Given information:
————————
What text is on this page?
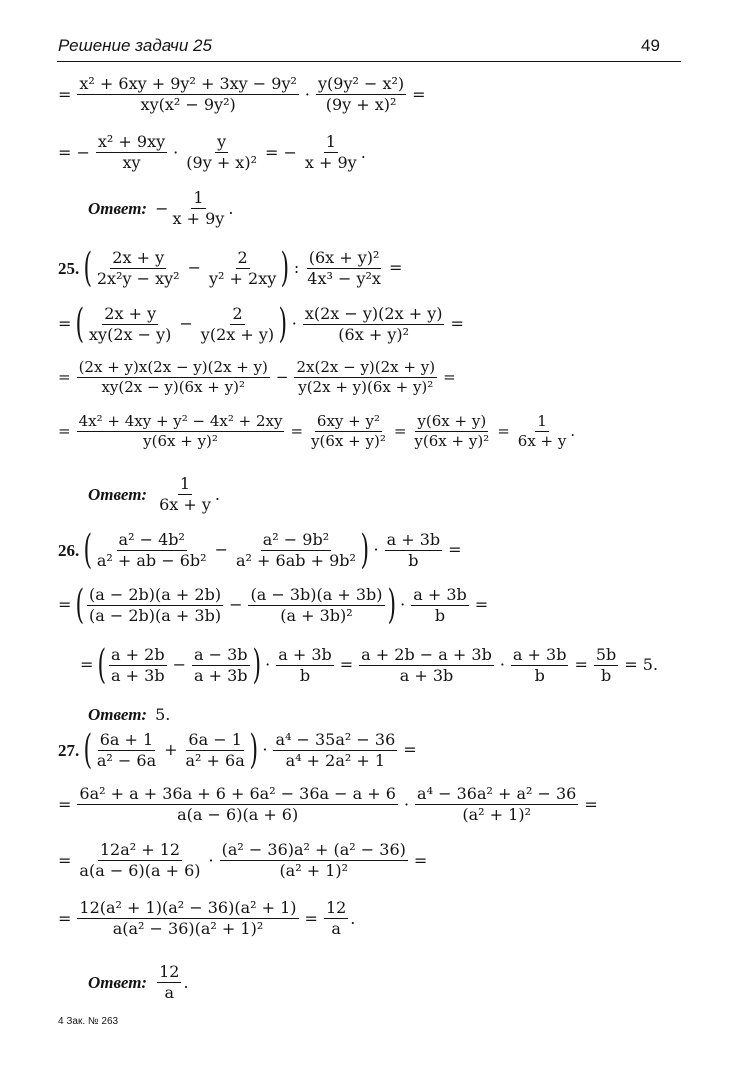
Решение задачи 25	49
= $\frac{\text{x² + 6xy + 9y² + 3xy − 9y²}}{\text{xy(x² − 9y²)}} \cdot \frac{\text{y(9y² − x²)}}{\text{(9y + x)²}}$ =
= − $\frac{\text{x² + 9xy}}{xy} \cdot \frac{y}{\text{(9y + x)²}}$ = − $\frac{1}{x + 9y}$ .
Ответ: − $\frac{1}{x + 9y}$ .
25. ( $\frac{2x + y}{\text{2x²y − xy²}} - \frac{2}{\text{y² + 2xy}}$ ) : $\frac{\text{(6x + y)²}}{\text{4x³ − y²x}}$ =
= ( $\frac{2x + y}{xy(2x - y)} - \frac{2}{y(2x + y)}$ ) · $\frac{x(2x - y)(2x + y)}{\text{(6x + y)²}}$ =
= $\frac{(2x + y)x(2x - y)(2x + y)}{\text{xy(2x − y)(6x + y)²}} - \frac{2x(2x - y)(2x + y)}{\text{y(2x + y)(6x + y)²}}$ =
= $\frac{\text{4x² + 4xy + y² − 4x² + 2xy}}{\text{y(6x + y)²}} = \frac{\text{6xy + y²}}{\text{y(6x + y)²}} = \frac{y(6x + y)}{\text{y(6x + y)²}} = \frac{1}{6x + y}$ .
Ответ: $\frac{1}{6x + y}$ .
26. ( $\frac{\text{a² − 4b²}}{\text{a² + ab − 6b²}} - \frac{\text{a² − 9b²}}{\text{a² + 6ab + 9b²}}$ ) · $\frac{a + 3b}{b}$ =
= ( $\frac{(a - 2b)(a + 2b)}{(a - 2b)(a + 3b)} - \frac{(a - 3b)(a + 3b)}{\text{(a + 3b)²}}$ ) · $\frac{a + 3b}{b}$ =
= ( $\frac{a + 2b}{a + 3b} - \frac{a - 3b}{a + 3b}$ ) · $\frac{a + 3b}{b} = \frac{a + 2b - a + 3b}{a + 3b} \cdot \frac{a + 3b}{b} = \frac{5b}{b} = 5$.
Ответ: 5.
27. ( $\frac{6a + 1}{\text{a² − 6a}} + \frac{6a - 1}{\text{a² + 6a}}$ ) · $\frac{\text{a⁴ − 35a² − 36}}{\text{a⁴ + 2a² + 1}}$ =
= $\frac{\text{6a² + a + 36a + 6 + 6a² − 36a − a + 6}}{a(a - 6)(a + 6)} \cdot \frac{\text{a⁴ − 36a² + a² − 36}}{\text{(a² + 1)²}}$ =
= $\frac{\text{12a² + 12}}{a(a - 6)(a + 6)} \cdot \frac{\text{(a² − 36)a² + (a² − 36)}}{\text{(a² + 1)²}}$ =
= $\frac{\text{12(a² + 1)(a² − 36)(a² + 1)}}{\text{a(a² − 36)(a² + 1)²}} = \frac{12}{a}$ .
Ответ: $\frac{12}{a}$ .
4 Зак. № 263
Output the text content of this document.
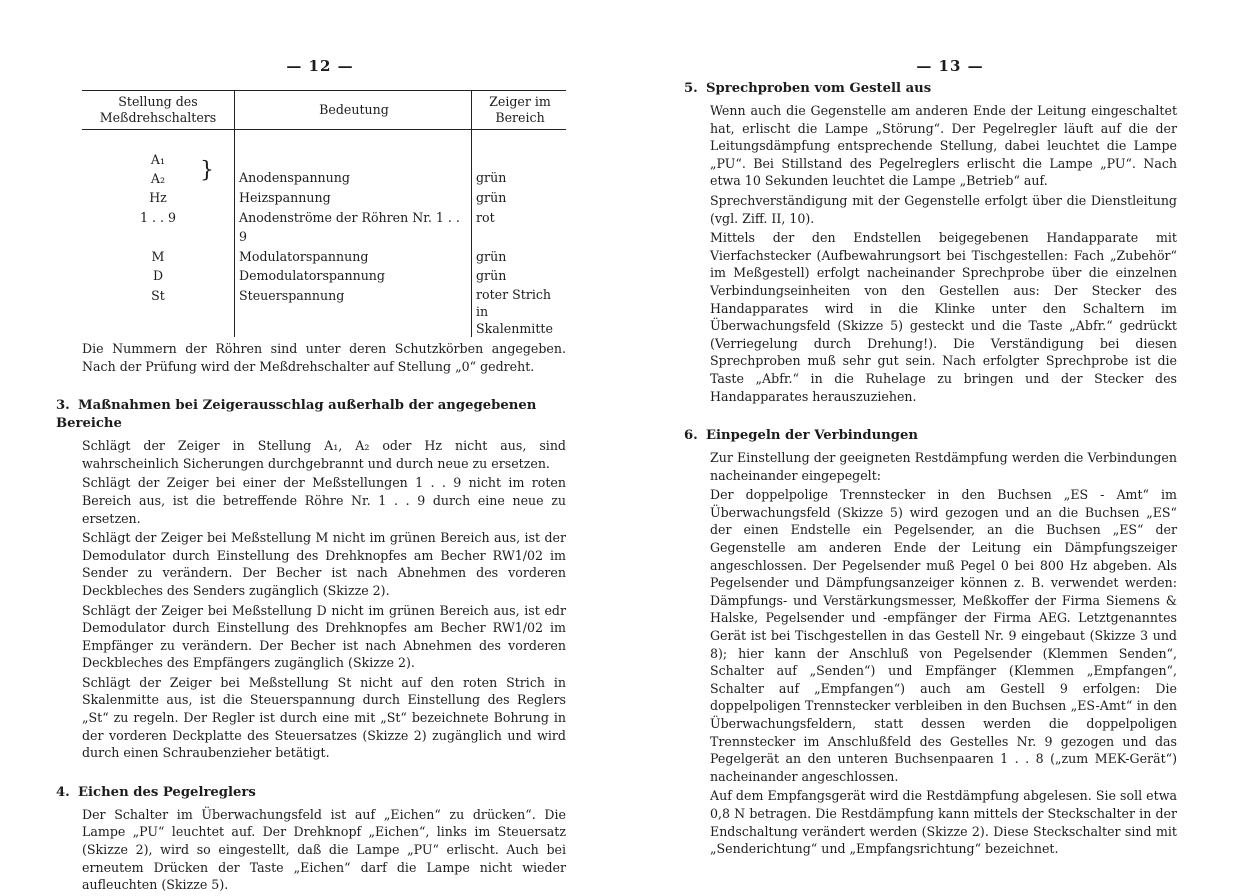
— 12 —
Stellung des Meßdrehschalters	Bedeutung	Zeiger im Bereich

A₁
A₂ }	Anodenspannung	grün
Hz	Heizspannung	grün
1 . . 9	Anodenströme der Röhren Nr. 1 . . 9	rot
M	Modulatorspannung	grün
D	Demodulatorspannung	grün
St	Steuerspannung	roter Strich in Skalenmitte

Die Nummern der Röhren sind unter deren Schutzkörben angegeben. Nach der Prüfung wird der Meßdrehschalter auf Stellung „0“ gedreht.

3. Maßnahmen bei Zeigerausschlag außerhalb der angegebenen Bereiche

Schlägt der Zeiger in Stellung A₁, A₂ oder Hz nicht aus, sind wahrscheinlich Sicherungen durchgebrannt und durch neue zu ersetzen.

Schlägt der Zeiger bei einer der Meßstellungen 1 . . 9 nicht im roten Bereich aus, ist die betreffende Röhre Nr. 1 . . 9 durch eine neue zu ersetzen.

Schlägt der Zeiger bei Meßstellung M nicht im grünen Bereich aus, ist der Demodulator durch Einstellung des Drehknopfes am Becher RW1/02 im Sender zu verändern. Der Becher ist nach Abnehmen des vorderen Deckbleches des Senders zugänglich (Skizze 2).

Schlägt der Zeiger bei Meßstellung D nicht im grünen Bereich aus, ist edr Demodulator durch Einstellung des Drehknopfes am Becher RW1/02 im Empfänger zu verändern. Der Becher ist nach Abnehmen des vorderen Deckbleches des Empfängers zugänglich (Skizze 2).

Schlägt der Zeiger bei Meßstellung St nicht auf den roten Strich in Skalenmitte aus, ist die Steuerspannung durch Einstellung des Reglers „St“ zu regeln. Der Regler ist durch eine mit „St“ bezeichnete Bohrung in der vorderen Deckplatte des Steuersatzes (Skizze 2) zugänglich und wird durch einen Schraubenzieher betätigt.

4. Eichen des Pegelreglers

Der Schalter im Überwachungsfeld ist auf „Eichen“ zu drücken“. Die Lampe „PU“ leuchtet auf. Der Drehknopf „Eichen“, links im Steuersatz (Skizze 2), wird so eingestellt, daß die Lampe „PU“ erlischt. Auch bei erneutem Drücken der Taste „Eichen“ darf die Lampe nicht wieder aufleuchten (Skizze 5).

— 13 —
5. Sprechproben vom Gestell aus

Wenn auch die Gegenstelle am anderen Ende der Leitung eingeschaltet hat, erlischt die Lampe „Störung“. Der Pegelregler läuft auf die der Leitungsdämpfung entsprechende Stellung, dabei leuchtet die Lampe „PU“. Bei Stillstand des Pegelreglers erlischt die Lampe „PU“. Nach etwa 10 Sekunden leuchtet die Lampe „Betrieb“ auf.

Sprechverständigung mit der Gegenstelle erfolgt über die Dienstleitung (vgl. Ziff. II, 10).

Mittels der den Endstellen beigegebenen Handapparate mit Vierfachstecker (Aufbewahrungsort bei Tischgestellen: Fach „Zubehör“ im Meßgestell) erfolgt nacheinander Sprechprobe über die einzelnen Verbindungseinheiten von den Gestellen aus: Der Stecker des Handapparates wird in die Klinke unter den Schaltern im Überwachungsfeld (Skizze 5) gesteckt und die Taste „Abfr.“ gedrückt (Verriegelung durch Drehung!). Die Verständigung bei diesen Sprechproben muß sehr gut sein. Nach erfolgter Sprechprobe ist die Taste „Abfr.“ in die Ruhelage zu bringen und der Stecker des Handapparates herauszuziehen.

6. Einpegeln der Verbindungen

Zur Einstellung der geeigneten Restdämpfung werden die Verbindungen nacheinander eingepegelt:

Der doppelpolige Trennstecker in den Buchsen „ES - Amt“ im Überwachungsfeld (Skizze 5) wird gezogen und an die Buchsen „ES“ der einen Endstelle ein Pegelsender, an die Buchsen „ES“ der Gegenstelle am anderen Ende der Leitung ein Dämpfungszeiger angeschlossen. Der Pegelsender muß Pegel 0 bei 800 Hz abgeben. Als Pegelsender und Dämpfungsanzeiger können z. B. verwendet werden: Dämpfungs- und Verstärkungsmesser, Meßkoffer der Firma Siemens & Halske, Pegelsender und -empfänger der Firma AEG. Letztgenanntes Gerät ist bei Tischgestellen in das Gestell Nr. 9 eingebaut (Skizze 3 und 8); hier kann der Anschluß von Pegelsender (Klemmen Senden“, Schalter auf „Senden“) und Empfänger (Klemmen „Empfangen“, Schalter auf „Empfangen“) auch am Gestell 9 erfolgen: Die doppelpoligen Trennstecker verbleiben in den Buchsen „ES-Amt“ in den Überwachungsfeldern, statt dessen werden die doppelpoligen Trennstecker im Anschlußfeld des Gestelles Nr. 9 gezogen und das Pegelgerät an den unteren Buchsenpaaren 1 . . 8 („zum MEK-Gerät“) nacheinander angeschlossen.

Auf dem Empfangsgerät wird die Restdämpfung abgelesen. Sie soll etwa 0,8 N betragen. Die Restdämpfung kann mittels der Steckschalter in der Endschaltung verändert werden (Skizze 2). Diese Steckschalter sind mit „Senderichtung“ und „Empfangsrichtung“ bezeichnet.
————————
Your answer should be only a number: how many lines of the data above contain the string "Einstellung"?

Task result:
4